[LISTED ENTRIES start]

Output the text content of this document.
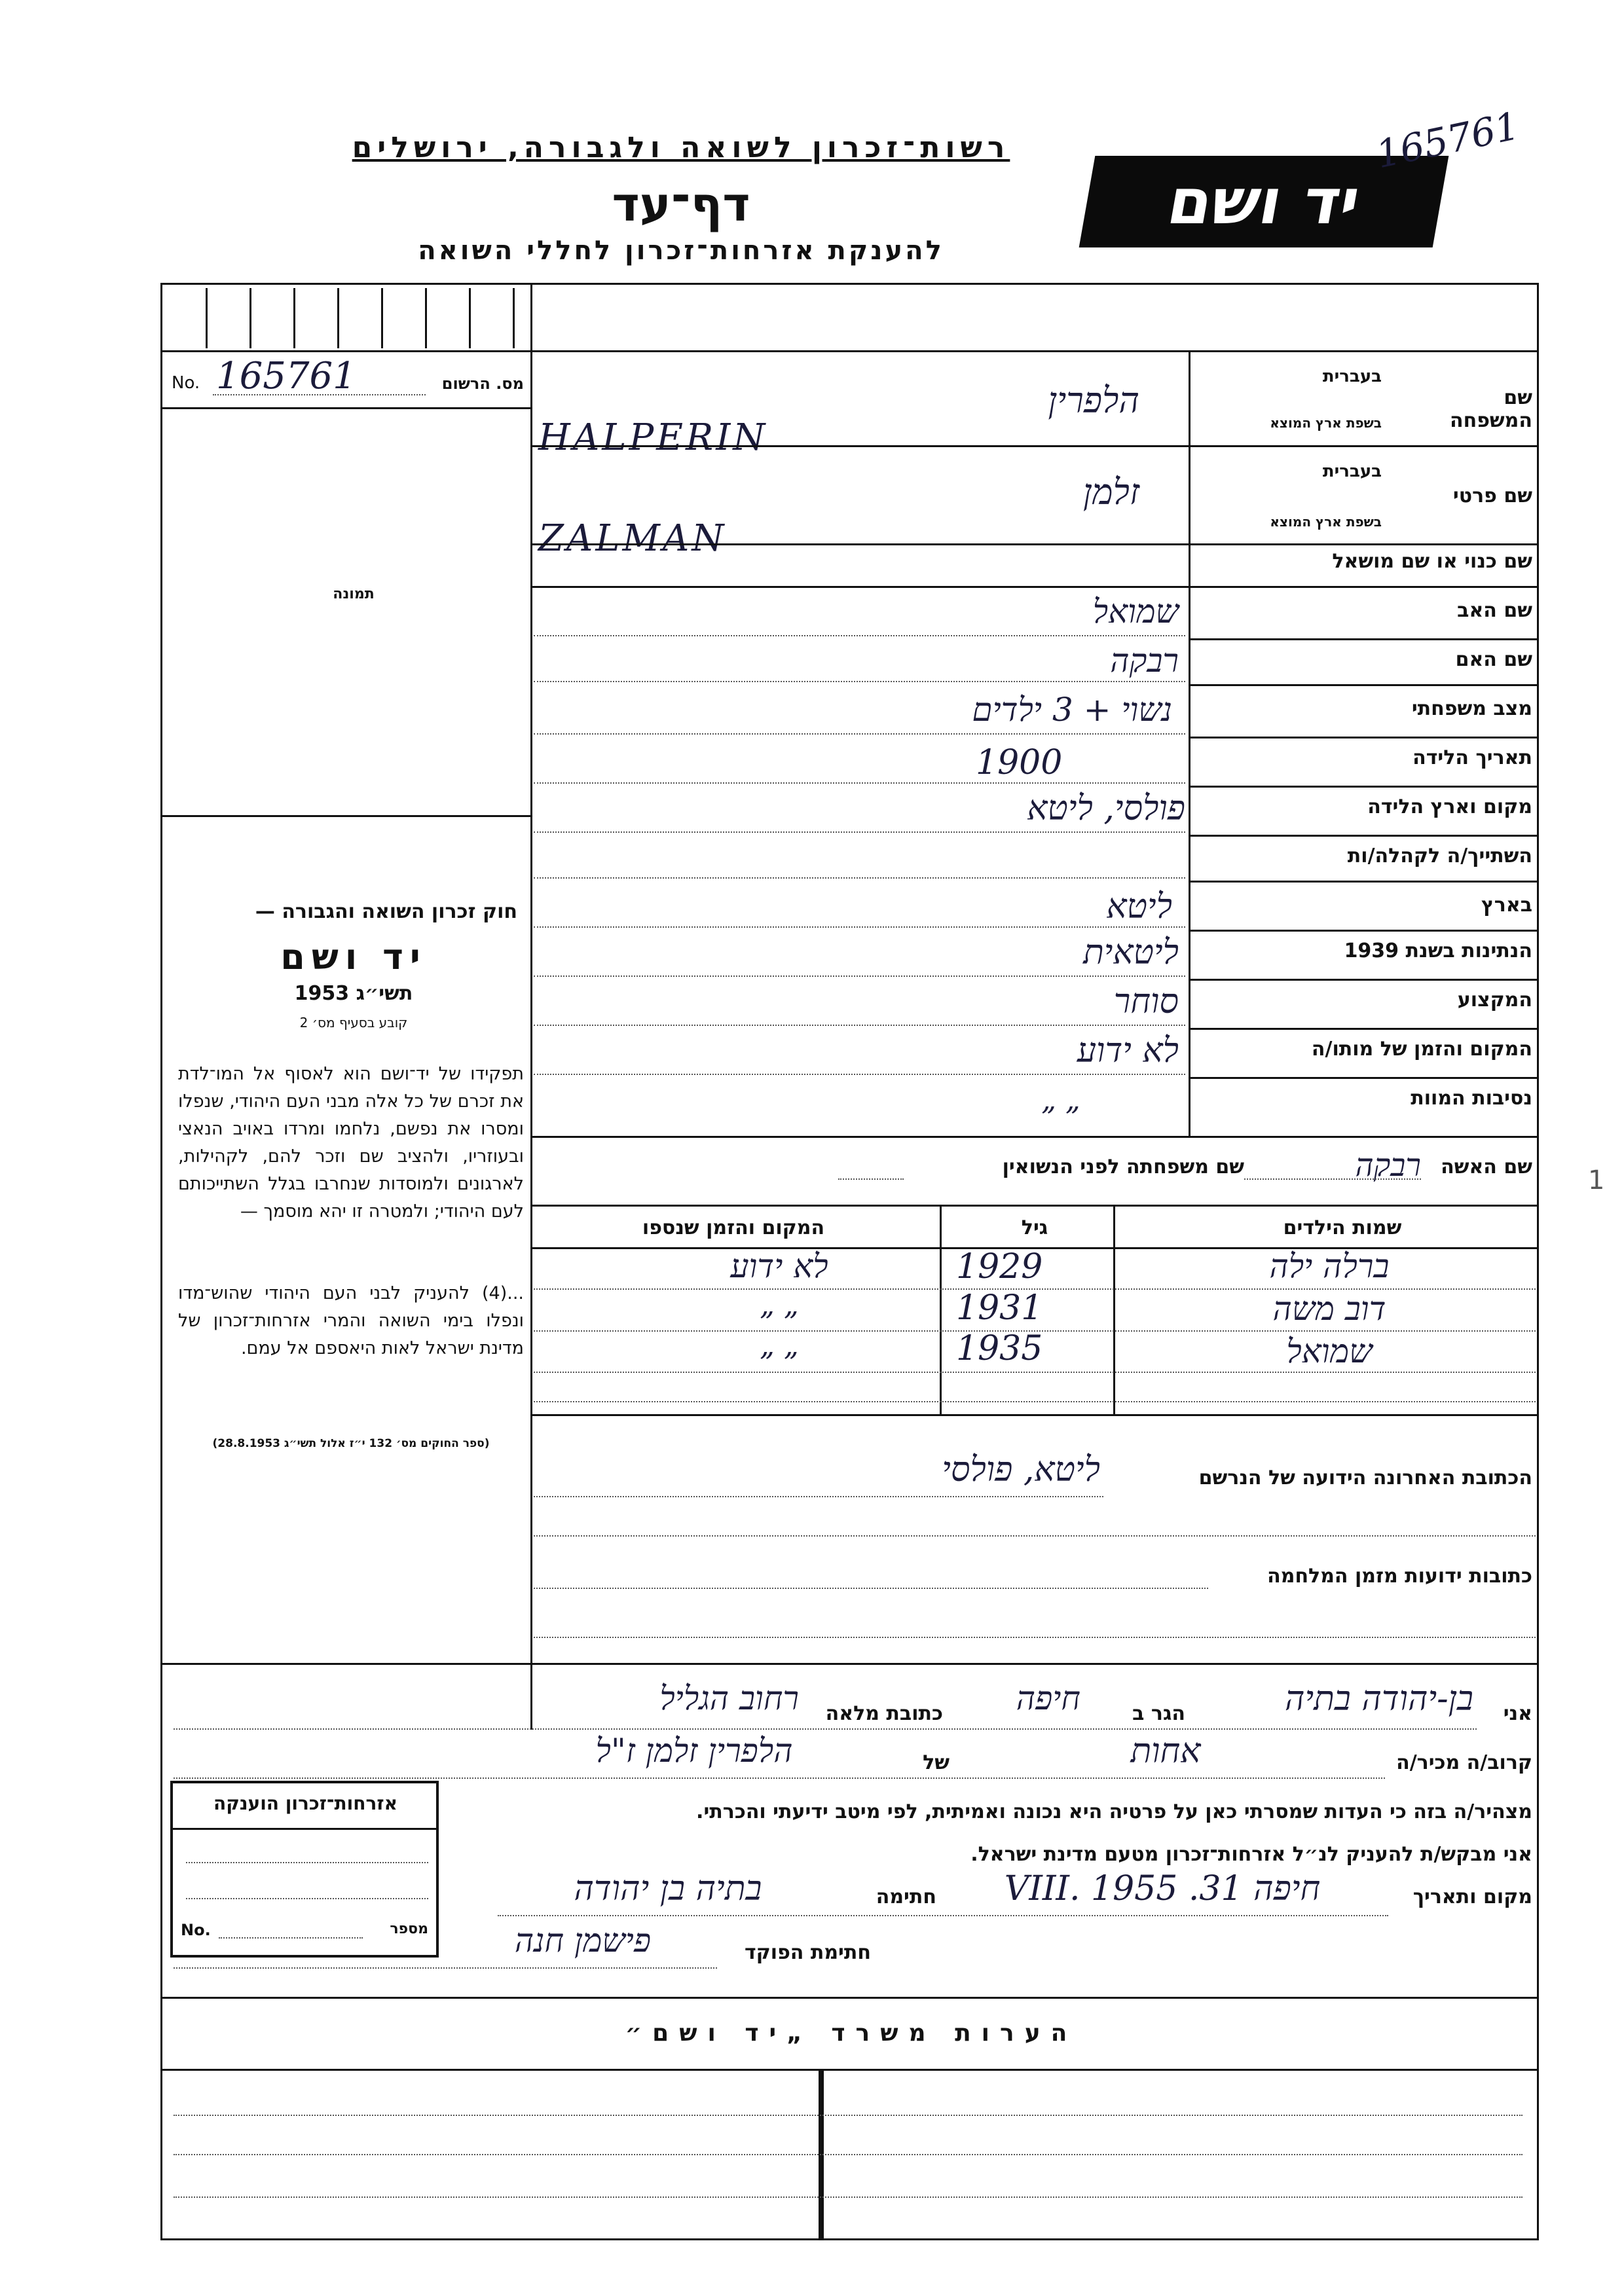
רשות־זכרון לשואה ולגבורה, ירושלים
דף־עד
להענקת אזרחות־זכרון לחללי השואה
יד ושם
165761
No. 165761	מס. הרשום
תמונה
חוק זכרון השואה והגבורה —
יד ושם
תשי״ג 1953
קובע בסעיף מס׳ 2
תפקידו של יד־ושם הוא לאסוף אל המו־לדת את זכרם של כל אלה מבני העם היהודי, שנפלו ומסרו את נפשם, נלחמו ומרדו באויב הנאצי ובעוזריו, ולהציב שם וזכר להם, לקהילות, לארגונים ולמוסדות שנחרבו בגלל השתייכותם לעם היהודי; ולמטרה זו יהא מוסמך —
...(4) להעניק לבני העם היהודי שהוש־מדו ונפלו בימי השואה והמרי אזרחות־זכרון של מדינת ישראל לאות היאספם אל עמם.
(ספר החוקים מס׳ 132 י״ז אלול תשי״ג 28.8.1953)
שם המשפחה
בעברית
בשפת ארץ המוצא
הלפרין
HALPERIN
שם פרטי
בעברית
בשפת ארץ המוצא
זלמן
ZALMAN
שם כנוי או שם מושאל
שם האב
שמואל
שם האם
רבקה
מצב משפחתי
נשוי + 3 ילדים
תאריך הלידה
1900
מקום וארץ הלידה
פולסי, ליטא
השתייך/ה לקהלה/ות
בארץ
ליטא
הנתינות בשנת 1939
ליטאית
המקצוע
סוחר
המקום והזמן של מותו/ה
לא ידוע
נסיבות המוות
„ „
שם האשה
רבקה
שם משפחתה לפני הנשואין
שמות הילדים
גיל
המקום והזמן שנספו
ברלה ילה
1929
לא ידוע
דוב משה
1931
„ „
שמואל
1935
„ „
הכתובת האחרונה הידועה של הנרשם
ליטא, פולסי
כתובות ידועות מזמן המלחמה
אני
בן-יהודה בתיה
הגר ב
חיפה
כתובת מלאה
רחוב הגליל
קרוב/ה מכיר/ה
אחות
של
הלפרין זלמן ז"ל
מצהיר/ה בזה כי העדות שמסרתי כאן על פרטיה היא נכונה ואמיתית, לפי מיטב ידיעתי והכרתי.
אני מבקש/ת להעניק לנ״ל אזרחות־זכרון מטעם מדינת ישראל.
מקום ותאריך
חיפה 31. VIII. 1955
חתימה
בתיה בן יהודה
חתימת הפוקד
פישמן חנה
אזרחות־זכרון הוענקה
No.	מספר
הערות משרד „יד ושם״
1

[LISTED ENTRIES end]

◆ **TASK GOAL**
Would you return the data exactly as written, without the pictures?

◆ **SOLUTION**
Output the text content of this document.
רשות־זכרון לשואה ולגבורה, ירושלים
דף־עד
להענקת אזרחות־זכרון לחללי השואה
יד ושם
165761
No. 165761	מס. הרשום
תמונה
חוק זכרון השואה והגבורה —
יד ושם
תשי״ג 1953
קובע בסעיף מס׳ 2
תפקידו של יד־ושם הוא לאסוף אל המו־לדת את זכרם של כל אלה מבני העם היהודי, שנפלו ומסרו את נפשם, נלחמו ומרדו באויב הנאצי ובעוזריו, ולהציב שם וזכר להם, לקהילות, לארגונים ולמוסדות שנחרבו בגלל השתייכותם לעם היהודי; ולמטרה זו יהא מוסמך —
...(4) להעניק לבני העם היהודי שהוש־מדו ונפלו בימי השואה והמרי אזרחות־זכרון של מדינת ישראל לאות היאספם אל עמם.
(ספר החוקים מס׳ 132 י״ז אלול תשי״ג 28.8.1953)
שם המשפחה
בעברית
בשפת ארץ המוצא
הלפרין
HALPERIN
שם פרטי
בעברית
בשפת ארץ המוצא
זלמן
ZALMAN
שם כנוי או שם מושאל
שם האב
שמואל
שם האם
רבקה
מצב משפחתי
נשוי + 3 ילדים
תאריך הלידה
1900
מקום וארץ הלידה
פולסי, ליטא
השתייך/ה לקהלה/ות
בארץ
ליטא
הנתינות בשנת 1939
ליטאית
המקצוע
סוחר
המקום והזמן של מותו/ה
לא ידוע
נסיבות המוות
„ „
שם האשה
רבקה
שם משפחתה לפני הנשואין
שמות הילדים
גיל
המקום והזמן שנספו
ברלה ילה
1929
לא ידוע
דוב משה
1931
„ „
שמואל
1935
„ „
הכתובת האחרונה הידועה של הנרשם
ליטא, פולסי
כתובות ידועות מזמן המלחמה
אני
בן-יהודה בתיה
הגר ב
חיפה
כתובת מלאה
רחוב הגליל
קרוב/ה מכיר/ה
אחות
של
הלפרין זלמן ז"ל
מצהיר/ה בזה כי העדות שמסרתי כאן על פרטיה היא נכונה ואמיתית, לפי מיטב ידיעתי והכרתי.
אני מבקש/ת להעניק לנ״ל אזרחות־זכרון מטעם מדינת ישראל.
מקום ותאריך
חיפה 31. VIII. 1955
חתימה
בתיה בן יהודה
חתימת הפוקד
פישמן חנה
אזרחות־זכרון הוענקה
No.	מספר
הערות משרד „יד ושם״
1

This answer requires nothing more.